#### Written request:
Output every record below exactly as it appears.

━━━━━ Material to process

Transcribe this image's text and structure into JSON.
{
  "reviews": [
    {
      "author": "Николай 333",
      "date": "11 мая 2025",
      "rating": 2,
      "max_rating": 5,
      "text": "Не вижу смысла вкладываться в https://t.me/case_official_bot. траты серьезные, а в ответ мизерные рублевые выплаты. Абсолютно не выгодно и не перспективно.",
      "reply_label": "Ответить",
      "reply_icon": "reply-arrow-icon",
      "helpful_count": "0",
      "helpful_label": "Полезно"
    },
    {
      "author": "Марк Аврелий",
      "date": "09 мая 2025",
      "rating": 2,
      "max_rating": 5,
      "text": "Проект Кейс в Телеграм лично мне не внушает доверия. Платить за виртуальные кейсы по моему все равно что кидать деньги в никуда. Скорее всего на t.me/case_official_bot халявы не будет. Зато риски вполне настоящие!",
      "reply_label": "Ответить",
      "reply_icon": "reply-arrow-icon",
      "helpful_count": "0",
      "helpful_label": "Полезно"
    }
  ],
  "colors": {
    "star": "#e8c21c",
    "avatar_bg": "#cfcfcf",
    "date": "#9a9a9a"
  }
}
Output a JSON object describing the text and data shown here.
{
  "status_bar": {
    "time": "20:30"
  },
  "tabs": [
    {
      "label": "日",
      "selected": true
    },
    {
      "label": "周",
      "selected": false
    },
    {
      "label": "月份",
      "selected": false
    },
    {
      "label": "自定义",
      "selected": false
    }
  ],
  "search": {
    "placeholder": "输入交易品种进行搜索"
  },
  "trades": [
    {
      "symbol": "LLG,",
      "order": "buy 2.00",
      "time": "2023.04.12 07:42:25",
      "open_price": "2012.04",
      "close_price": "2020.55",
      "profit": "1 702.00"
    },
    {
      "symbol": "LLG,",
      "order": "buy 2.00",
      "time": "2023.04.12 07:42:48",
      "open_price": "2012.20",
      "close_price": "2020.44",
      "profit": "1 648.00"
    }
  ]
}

━━━━━━━━━━

#### Solution to this exercise:
Transcribe this image's text and structure into JSON.
{
  "reviews": [
    {
      "author": "Николай 333",
      "date": "11 мая 2025",
      "rating": 2,
      "max_rating": 5,
      "text": "Не вижу смысла вкладываться в https://t.me/case_official_bot. траты серьезные, а в ответ мизерные рублевые выплаты. Абсолютно не выгодно и не перспективно.",
      "reply_label": "Ответить",
      "reply_icon": "reply-arrow-icon",
      "helpful_count": "0",
      "helpful_label": "Полезно"
    },
    {
      "author": "Марк Аврелий",
      "date": "09 мая 2025",
      "rating": 2,
      "max_rating": 5,
      "text": "Проект Кейс в Телеграм лично мне не внушает доверия. Платить за виртуальные кейсы по моему все равно что кидать деньги в никуда. Скорее всего на t.me/case_official_bot халявы не будет. Зато риски вполне настоящие!",
      "reply_label": "Ответить",
      "reply_icon": "reply-arrow-icon",
      "helpful_count": "0",
      "helpful_label": "Полезно"
    }
  ],
  "colors": {
    "star": "#e8c21c",
    "avatar_bg": "#cfcfcf",
    "date": "#9a9a9a"
  }
}
Output a JSON object describing the text and data shown here.
{
  "status_bar": {
    "time": "20:30"
  },
  "tabs": [
    {
      "label": "日",
      "selected": true
    },
    {
      "label": "周",
      "selected": false
    },
    {
      "label": "月份",
      "selected": false
    },
    {
      "label": "自定义",
      "selected": false
    }
  ],
  "search": {
    "placeholder": "输入交易品种进行搜索"
  },
  "trades": [
    {
      "symbol": "LLG,",
      "order": "buy 2.00",
      "time": "2023.04.12 07:42:25",
      "open_price": "2012.04",
      "close_price": "2020.55",
      "profit": "1 702.00"
    },
    {
      "symbol": "LLG,",
      "order": "buy 2.00",
      "time": "2023.04.12 07:42:48",
      "open_price": "2012.20",
      "close_price": "2020.44",
      "profit": "1 648.00"
    }
  ]
}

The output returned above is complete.